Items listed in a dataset
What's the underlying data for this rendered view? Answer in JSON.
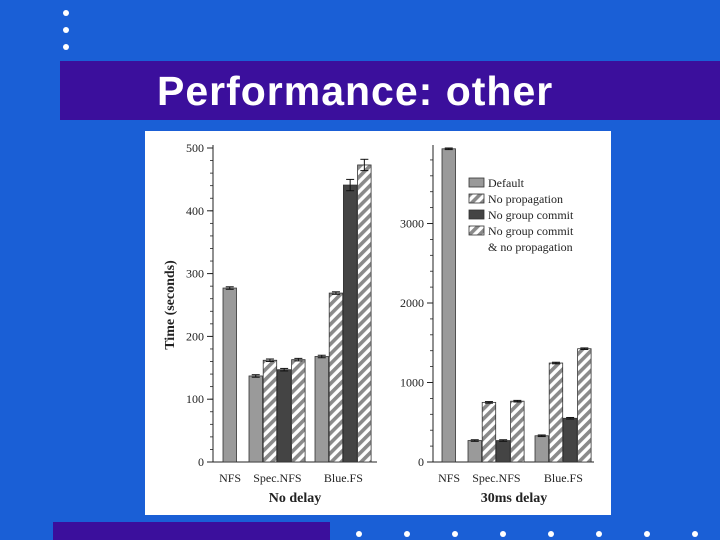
{
  "slide": {
    "title": "Performance: other",
    "colors": {
      "background": "#1a5fd6",
      "title_bar": "#3b0f9c",
      "title_text": "#ffffff"
    }
  },
  "chart_data": [
    {
      "type": "bar",
      "xlabel": "No delay",
      "ylabel": "Time (seconds)",
      "ylim": [
        0,
        500
      ],
      "yticks": [
        0,
        100,
        200,
        300,
        400,
        500
      ],
      "groups": [
        {
          "label": "NFS",
          "values": [
            277
          ]
        },
        {
          "label": "Spec.NFS",
          "values": [
            137,
            162,
            147,
            163
          ]
        },
        {
          "label": "Blue.FS",
          "values": [
            168,
            269,
            441,
            473
          ]
        }
      ],
      "error_bars": true
    },
    {
      "type": "bar",
      "xlabel": "30ms delay",
      "ylabel": "",
      "ylim": [
        0,
        3950
      ],
      "yticks": [
        0,
        1000,
        2000,
        3000
      ],
      "groups": [
        {
          "label": "NFS",
          "values": [
            3940
          ]
        },
        {
          "label": "Spec.NFS",
          "values": [
            270,
            750,
            270,
            765
          ]
        },
        {
          "label": "Blue.FS",
          "values": [
            330,
            1245,
            550,
            1425
          ]
        }
      ],
      "legend_position": "top-right",
      "legend": [
        {
          "name": "Default",
          "style": "gray"
        },
        {
          "name": "No propagation",
          "style": "hatched"
        },
        {
          "name": "No group commit",
          "style": "dark"
        },
        {
          "name": "No group commit",
          "style": "hatched"
        },
        {
          "name": "& no propagation",
          "style": "none"
        }
      ],
      "error_bars": true
    }
  ]
}
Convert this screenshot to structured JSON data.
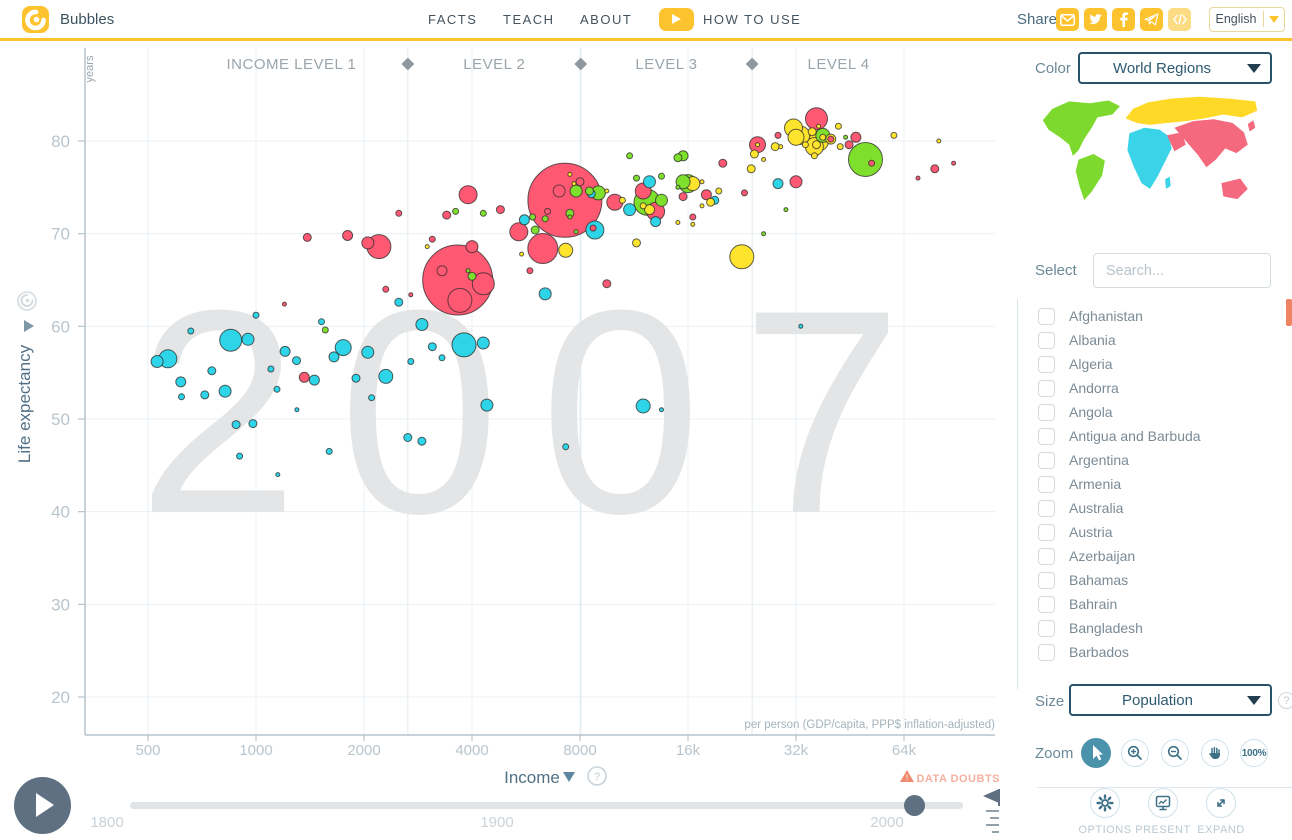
{
  "header": {
    "logo_title": "Bubbles",
    "nav": [
      "FACTS",
      "TEACH",
      "ABOUT"
    ],
    "how_to_use": "HOW TO USE",
    "share_label": "Share",
    "share_icons": [
      {
        "name": "email-icon"
      },
      {
        "name": "twitter-icon"
      },
      {
        "name": "facebook-icon"
      },
      {
        "name": "telegram-icon"
      },
      {
        "name": "embed-code-icon",
        "muted": true
      }
    ],
    "language": {
      "selected": "English"
    }
  },
  "chart": {
    "watermark_year": "2007",
    "years_unit": "years",
    "level_labels": [
      "INCOME LEVEL 1",
      "LEVEL 2",
      "LEVEL 3",
      "LEVEL 4"
    ],
    "y_axis_title": "Life expectancy",
    "x_axis_title": "Income",
    "x_axis_subtitle": "per person (GDP/capita, PPP$ inflation-adjusted)",
    "data_doubts": "DATA DOUBTS"
  },
  "chart_data": {
    "type": "scatter",
    "title": "Income vs Life expectancy, year 2007",
    "x_label": "Income per person (GDP/capita, PPP$ inflation-adjusted)",
    "y_label": "Life expectancy (years)",
    "x_scale": "log",
    "x_ticks": [
      {
        "v": 500,
        "label": "500"
      },
      {
        "v": 1000,
        "label": "1000"
      },
      {
        "v": 2000,
        "label": "2000"
      },
      {
        "v": 4000,
        "label": "4000"
      },
      {
        "v": 8000,
        "label": "8000"
      },
      {
        "v": 16000,
        "label": "16k"
      },
      {
        "v": 32000,
        "label": "32k"
      },
      {
        "v": 64000,
        "label": "64k"
      }
    ],
    "y_ticks": [
      20,
      30,
      40,
      50,
      60,
      70,
      80
    ],
    "y_range": [
      15,
      87
    ],
    "level_boundaries": [
      2650,
      8040,
      24150
    ],
    "legend": "bubble color = world region, bubble size = population",
    "region_colors": {
      "americas": "#7ee02c",
      "europe": "#ffe42d",
      "africa": "#2ed5e8",
      "asia": "#ff5872"
    },
    "series": [
      {
        "name": "africa",
        "points": [
          [
            568,
            56.5,
            9
          ],
          [
            658,
            59.5,
            3
          ],
          [
            850,
            58.5,
            11
          ],
          [
            617,
            54,
            5
          ],
          [
            753,
            55.2,
            4
          ],
          [
            820,
            53,
            6
          ],
          [
            1144,
            53.2,
            3
          ],
          [
            1205,
            57.3,
            5
          ],
          [
            1297,
            56.3,
            4
          ],
          [
            1455,
            54.2,
            5
          ],
          [
            1523,
            60.5,
            3
          ],
          [
            980,
            49.5,
            4
          ],
          [
            900,
            46,
            3
          ],
          [
            1600,
            46.5,
            3
          ],
          [
            1000,
            61.2,
            3
          ],
          [
            1650,
            56.7,
            5
          ],
          [
            1750,
            57.7,
            8
          ],
          [
            2050,
            57.2,
            6
          ],
          [
            2300,
            54.6,
            7
          ],
          [
            1900,
            54.4,
            4
          ],
          [
            2650,
            48,
            4
          ],
          [
            3800,
            58,
            12
          ],
          [
            4300,
            58.2,
            6
          ],
          [
            2900,
            60.2,
            6
          ],
          [
            3100,
            57.8,
            4
          ],
          [
            4400,
            51.5,
            6
          ],
          [
            5600,
            71.5,
            5
          ],
          [
            8800,
            70.4,
            9
          ],
          [
            6400,
            63.5,
            6
          ],
          [
            7300,
            47,
            3
          ],
          [
            12000,
            51.4,
            7
          ],
          [
            13500,
            51,
            2
          ],
          [
            33000,
            60,
            2
          ],
          [
            2100,
            52.3,
            3
          ],
          [
            1300,
            51,
            2
          ],
          [
            2700,
            56.2,
            3
          ],
          [
            3300,
            56.6,
            3
          ],
          [
            720,
            52.6,
            4
          ],
          [
            950,
            58.6,
            6
          ],
          [
            1100,
            55.4,
            3
          ],
          [
            530,
            56.2,
            6
          ],
          [
            620,
            52.4,
            3
          ],
          [
            13000,
            71.3,
            5
          ],
          [
            11000,
            72.6,
            6
          ],
          [
            8600,
            74.3,
            4
          ],
          [
            19000,
            73.6,
            4
          ],
          [
            880,
            49.4,
            4
          ],
          [
            2500,
            62.6,
            4
          ],
          [
            1150,
            44,
            2
          ],
          [
            2900,
            47.6,
            4
          ],
          [
            12500,
            75.6,
            6
          ],
          [
            28500,
            75.4,
            5
          ]
        ]
      },
      {
        "name": "asia",
        "points": [
          [
            7260,
            73.6,
            37
          ],
          [
            3650,
            65,
            35
          ],
          [
            6300,
            68.4,
            15
          ],
          [
            4300,
            64.6,
            11
          ],
          [
            2200,
            68.6,
            12
          ],
          [
            36500,
            82.4,
            11
          ],
          [
            5400,
            70.2,
            9
          ],
          [
            3900,
            74.2,
            9
          ],
          [
            13000,
            72.4,
            9
          ],
          [
            12000,
            74.6,
            8
          ],
          [
            10000,
            73.4,
            8
          ],
          [
            1363,
            54.5,
            5
          ],
          [
            25000,
            79.6,
            8
          ],
          [
            32000,
            75.6,
            6
          ],
          [
            4000,
            68.6,
            6
          ],
          [
            1390,
            69.6,
            4
          ],
          [
            2300,
            64,
            3
          ],
          [
            3400,
            72,
            4
          ],
          [
            4800,
            72.6,
            4
          ],
          [
            8700,
            70.6,
            3
          ],
          [
            15500,
            74,
            4
          ],
          [
            20000,
            77.6,
            4
          ],
          [
            28500,
            80.6,
            3
          ],
          [
            45000,
            79.6,
            4
          ],
          [
            52000,
            77.6,
            3
          ],
          [
            78000,
            77,
            4
          ],
          [
            88000,
            77.6,
            2
          ],
          [
            70000,
            76,
            2
          ],
          [
            47000,
            80.4,
            5
          ],
          [
            18000,
            74.2,
            5
          ],
          [
            8000,
            75.6,
            4
          ],
          [
            2700,
            63.4,
            2
          ],
          [
            1200,
            62.4,
            2
          ],
          [
            9500,
            64.6,
            4
          ],
          [
            3100,
            69.4,
            3
          ],
          [
            5800,
            66,
            3
          ],
          [
            2500,
            72.2,
            3
          ],
          [
            40000,
            80.2,
            3
          ],
          [
            6500,
            72.4,
            3
          ],
          [
            1800,
            69.8,
            5
          ],
          [
            2050,
            69,
            6
          ],
          [
            16500,
            71.8,
            3
          ],
          [
            23000,
            74.4,
            3
          ]
        ]
      },
      {
        "name": "europe",
        "points": [
          [
            22600,
            67.5,
            12
          ],
          [
            37000,
            80,
            10
          ],
          [
            36000,
            79.4,
            9
          ],
          [
            33000,
            80.6,
            9
          ],
          [
            31500,
            81.4,
            9
          ],
          [
            32000,
            80.4,
            8
          ],
          [
            7300,
            68.2,
            7
          ],
          [
            16500,
            75.4,
            7
          ],
          [
            12500,
            72.6,
            5
          ],
          [
            40000,
            80.2,
            5
          ],
          [
            36500,
            79.6,
            4
          ],
          [
            28000,
            79.4,
            4
          ],
          [
            24000,
            77,
            4
          ],
          [
            24500,
            78.6,
            4
          ],
          [
            35500,
            81,
            4
          ],
          [
            18500,
            73.4,
            4
          ],
          [
            11500,
            69,
            4
          ],
          [
            38000,
            80.4,
            3
          ],
          [
            42000,
            81.6,
            3
          ],
          [
            12000,
            73,
            3
          ],
          [
            10500,
            73.6,
            3
          ],
          [
            36000,
            78.4,
            3
          ],
          [
            34000,
            79.6,
            3
          ],
          [
            60000,
            80.6,
            3
          ],
          [
            42500,
            79.4,
            3
          ],
          [
            19500,
            74.6,
            3
          ],
          [
            17500,
            75.6,
            2
          ],
          [
            3000,
            68.6,
            2
          ],
          [
            7500,
            76.4,
            2
          ],
          [
            16500,
            71,
            2
          ],
          [
            15000,
            71.2,
            2
          ],
          [
            17500,
            73,
            2
          ],
          [
            26000,
            78,
            2
          ],
          [
            9500,
            74.6,
            2
          ],
          [
            7700,
            75.4,
            2
          ],
          [
            80000,
            80,
            2
          ],
          [
            37000,
            81.6,
            2
          ],
          [
            25000,
            79.6,
            2
          ],
          [
            29000,
            79.4,
            2
          ],
          [
            5500,
            67.8,
            2
          ]
        ]
      },
      {
        "name": "americas",
        "points": [
          [
            50000,
            78,
            17
          ],
          [
            12300,
            73.4,
            13
          ],
          [
            16000,
            75.4,
            9
          ],
          [
            9000,
            74.4,
            7
          ],
          [
            15500,
            75.6,
            7
          ],
          [
            38000,
            80.6,
            7
          ],
          [
            7800,
            74.6,
            6
          ],
          [
            13500,
            73.6,
            6
          ],
          [
            15500,
            78.4,
            5
          ],
          [
            8500,
            74.6,
            4
          ],
          [
            6000,
            70.4,
            4
          ],
          [
            15000,
            78.2,
            4
          ],
          [
            4000,
            65.4,
            4
          ],
          [
            7500,
            72.2,
            4
          ],
          [
            1560,
            59.6,
            3
          ],
          [
            4300,
            72.2,
            3
          ],
          [
            5900,
            71.8,
            3
          ],
          [
            3600,
            72.4,
            3
          ],
          [
            6400,
            71.6,
            3
          ],
          [
            11000,
            78.4,
            3
          ],
          [
            11500,
            76,
            3
          ],
          [
            13500,
            76.2,
            3
          ],
          [
            7500,
            71.8,
            2
          ],
          [
            26000,
            70,
            2
          ],
          [
            3900,
            66,
            2
          ],
          [
            7800,
            70.2,
            2
          ],
          [
            30000,
            72.6,
            2
          ],
          [
            15000,
            75,
            2
          ],
          [
            44000,
            80.4,
            2
          ]
        ]
      }
    ],
    "rings": [
      [
        3300,
        66,
        5
      ],
      [
        3700,
        62.8,
        12
      ],
      [
        7000,
        74.6,
        6
      ]
    ]
  },
  "sidebar": {
    "color_label": "Color",
    "color_value": "World Regions",
    "map_colors": {
      "americas": "#7ed92f",
      "europe": "#ffd928",
      "africa": "#3bd3e8",
      "asia": "#f4697d"
    },
    "select_label": "Select",
    "search_placeholder": "Search...",
    "countries": [
      "Afghanistan",
      "Albania",
      "Algeria",
      "Andorra",
      "Angola",
      "Antigua and Barbuda",
      "Argentina",
      "Armenia",
      "Australia",
      "Austria",
      "Azerbaijan",
      "Bahamas",
      "Bahrain",
      "Bangladesh",
      "Barbados"
    ],
    "size_label": "Size",
    "size_value": "Population",
    "zoom_label": "Zoom",
    "zoom_pct": "100%",
    "footer_buttons": [
      {
        "icon": "gear-icon",
        "label": "OPTIONS"
      },
      {
        "icon": "present-icon",
        "label": "PRESENT"
      },
      {
        "icon": "expand-icon",
        "label": "EXPAND"
      }
    ]
  },
  "timeline": {
    "year_labels": [
      1800,
      1900,
      2000
    ],
    "current_year": 2007
  }
}
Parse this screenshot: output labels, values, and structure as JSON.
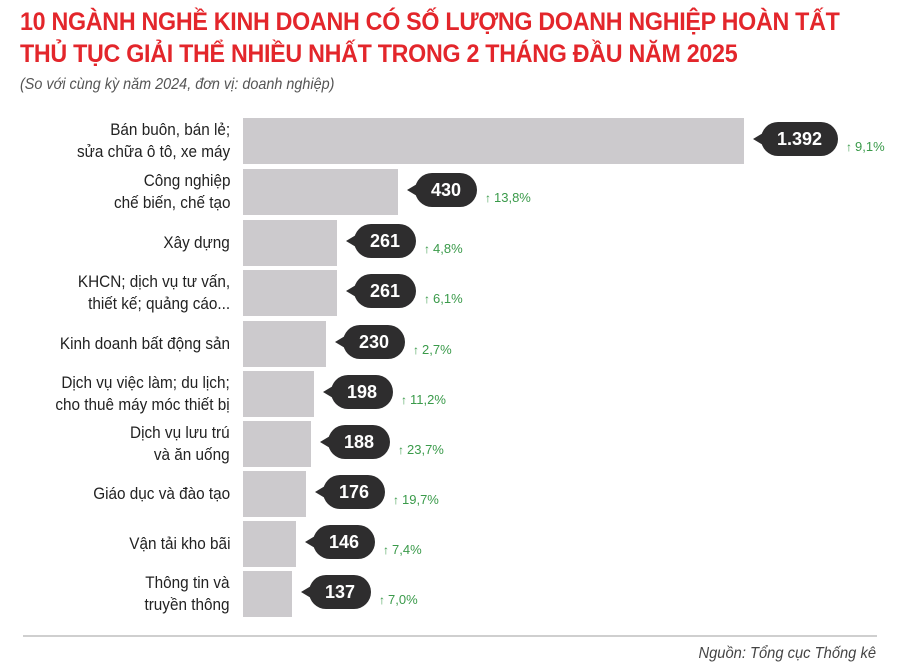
{
  "header": {
    "title_line1": "10 NGÀNH NGHỀ KINH DOANH CÓ SỐ LƯỢNG DOANH NGHIỆP HOÀN TẤT",
    "title_line2": "THỦ TỤC GIẢI THỂ NHIỀU NHẤT TRONG 2 THÁNG ĐẦU NĂM 2025",
    "subtitle": "(So với cùng kỳ năm 2024, đơn vị: doanh nghiệp)"
  },
  "footer": {
    "source": "Nguồn: Tổng cục Thống kê"
  },
  "colors": {
    "title": "#e3262b",
    "bar": "#cccacd",
    "bubble": "#2e2d2e",
    "increase": "#3a9a4a"
  },
  "rows": [
    {
      "line1": "Bán buôn, bán lẻ;",
      "line2": "sửa chữa ô tô, xe máy",
      "value_label": "1.392",
      "change": "9,1%",
      "arrow_icon": "arrow-up"
    },
    {
      "line1": "Công nghiệp",
      "line2": "chế biến, chế tạo",
      "value_label": "430",
      "change": "13,8%",
      "arrow_icon": "arrow-up"
    },
    {
      "line1": "Xây dựng",
      "line2": "",
      "value_label": "261",
      "change": "4,8%",
      "arrow_icon": "arrow-up"
    },
    {
      "line1": "KHCN; dịch vụ tư vấn,",
      "line2": "thiết kế; quảng cáo...",
      "value_label": "261",
      "change": "6,1%",
      "arrow_icon": "arrow-up"
    },
    {
      "line1": "Kinh doanh bất động sản",
      "line2": "",
      "value_label": "230",
      "change": "2,7%",
      "arrow_icon": "arrow-up"
    },
    {
      "line1": "Dịch vụ việc làm; du lịch;",
      "line2": "cho thuê máy móc thiết bị",
      "value_label": "198",
      "change": "11,2%",
      "arrow_icon": "arrow-up"
    },
    {
      "line1": "Dịch vụ lưu trú",
      "line2": "và ăn uống",
      "value_label": "188",
      "change": "23,7%",
      "arrow_icon": "arrow-up"
    },
    {
      "line1": "Giáo dục và đào tạo",
      "line2": "",
      "value_label": "176",
      "change": "19,7%",
      "arrow_icon": "arrow-up"
    },
    {
      "line1": "Vận tải kho bãi",
      "line2": "",
      "value_label": "146",
      "change": "7,4%",
      "arrow_icon": "arrow-up"
    },
    {
      "line1": "Thông tin và",
      "line2": "truyền thông",
      "value_label": "137",
      "change": "7,0%",
      "arrow_icon": "arrow-up"
    }
  ],
  "chart_data": {
    "type": "bar",
    "orientation": "horizontal",
    "title": "10 NGÀNH NGHỀ KINH DOANH CÓ SỐ LƯỢNG DOANH NGHIỆP HOÀN TẤT THỦ TỤC GIẢI THỂ NHIỀU NHẤT TRONG 2 THÁNG ĐẦU NĂM 2025",
    "subtitle": "(So với cùng kỳ năm 2024, đơn vị: doanh nghiệp)",
    "categories": [
      "Bán buôn, bán lẻ; sửa chữa ô tô, xe máy",
      "Công nghiệp chế biến, chế tạo",
      "Xây dựng",
      "KHCN; dịch vụ tư vấn, thiết kế; quảng cáo...",
      "Kinh doanh bất động sản",
      "Dịch vụ việc làm; du lịch; cho thuê máy móc thiết bị",
      "Dịch vụ lưu trú và ăn uống",
      "Giáo dục và đào tạo",
      "Vận tải kho bãi",
      "Thông tin và truyền thông"
    ],
    "series": [
      {
        "name": "Số doanh nghiệp",
        "values": [
          1392,
          430,
          261,
          261,
          230,
          198,
          188,
          176,
          146,
          137
        ]
      },
      {
        "name": "Thay đổi so với cùng kỳ 2024 (%)",
        "values": [
          9.1,
          13.8,
          4.8,
          6.1,
          2.7,
          11.2,
          23.7,
          19.7,
          7.4,
          7.0
        ]
      }
    ],
    "xlabel": "",
    "ylabel": "",
    "unit": "doanh nghiệp",
    "grid": false,
    "legend": "none",
    "source": "Nguồn: Tổng cục Thống kê"
  }
}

PROBLEM DESCRIPTION:
Pick out the lines that contain "expectancy" and copy them.

THE RESPONSE:
    "y_axis_title": "Life expectancy",
    "title": "Income vs Life expectancy, year 2007",
    "y_label": "Life expectancy (years)",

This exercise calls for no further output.